▶ _EXERCISE INSTRUCTIONS_
In the entries below, identify every line with the string "Ellen" and copy it.

▶ _DATASET ROWS_
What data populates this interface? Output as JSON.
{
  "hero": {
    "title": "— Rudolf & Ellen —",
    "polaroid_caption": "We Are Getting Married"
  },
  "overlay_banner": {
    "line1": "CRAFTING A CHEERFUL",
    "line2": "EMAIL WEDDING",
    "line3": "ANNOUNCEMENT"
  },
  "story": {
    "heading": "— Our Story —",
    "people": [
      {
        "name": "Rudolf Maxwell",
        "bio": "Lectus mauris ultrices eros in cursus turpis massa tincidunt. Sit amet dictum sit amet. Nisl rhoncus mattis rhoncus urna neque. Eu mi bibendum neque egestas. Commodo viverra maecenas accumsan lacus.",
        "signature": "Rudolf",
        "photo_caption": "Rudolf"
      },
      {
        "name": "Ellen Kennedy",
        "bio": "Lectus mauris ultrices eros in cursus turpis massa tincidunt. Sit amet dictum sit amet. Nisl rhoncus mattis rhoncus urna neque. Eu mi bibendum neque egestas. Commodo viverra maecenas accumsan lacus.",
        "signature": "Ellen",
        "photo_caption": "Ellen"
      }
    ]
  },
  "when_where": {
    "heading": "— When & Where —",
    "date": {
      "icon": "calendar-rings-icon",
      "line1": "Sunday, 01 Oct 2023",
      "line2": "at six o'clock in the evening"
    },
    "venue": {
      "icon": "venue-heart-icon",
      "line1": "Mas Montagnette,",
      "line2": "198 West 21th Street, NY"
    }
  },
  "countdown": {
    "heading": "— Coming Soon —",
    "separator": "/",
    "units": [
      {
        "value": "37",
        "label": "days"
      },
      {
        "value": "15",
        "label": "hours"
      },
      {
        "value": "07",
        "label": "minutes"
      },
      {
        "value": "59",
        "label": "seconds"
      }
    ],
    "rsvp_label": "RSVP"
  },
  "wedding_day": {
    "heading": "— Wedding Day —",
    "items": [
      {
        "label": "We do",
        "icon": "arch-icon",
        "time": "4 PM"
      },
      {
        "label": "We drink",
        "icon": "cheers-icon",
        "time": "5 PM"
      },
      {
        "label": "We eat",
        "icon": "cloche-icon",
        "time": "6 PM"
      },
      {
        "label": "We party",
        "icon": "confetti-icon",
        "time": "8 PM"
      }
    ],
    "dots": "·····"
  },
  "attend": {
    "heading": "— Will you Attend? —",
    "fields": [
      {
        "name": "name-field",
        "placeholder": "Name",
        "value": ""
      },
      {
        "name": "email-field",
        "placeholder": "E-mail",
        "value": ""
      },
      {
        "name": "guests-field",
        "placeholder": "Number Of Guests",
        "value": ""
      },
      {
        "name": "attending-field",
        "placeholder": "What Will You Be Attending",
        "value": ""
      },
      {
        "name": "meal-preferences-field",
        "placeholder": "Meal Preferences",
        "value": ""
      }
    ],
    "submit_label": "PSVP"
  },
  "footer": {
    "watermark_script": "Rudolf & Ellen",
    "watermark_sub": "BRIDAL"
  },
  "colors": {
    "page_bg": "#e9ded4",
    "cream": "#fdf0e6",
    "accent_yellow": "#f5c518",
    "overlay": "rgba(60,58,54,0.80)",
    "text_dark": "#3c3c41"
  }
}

▶ _COMPLETE ANSWER_
    "title": "— Rudolf & Ellen —",
        "name": "Ellen Kennedy",
        "signature": "Ellen",
        "photo_caption": "Ellen"
    "watermark_script": "Rudolf & Ellen",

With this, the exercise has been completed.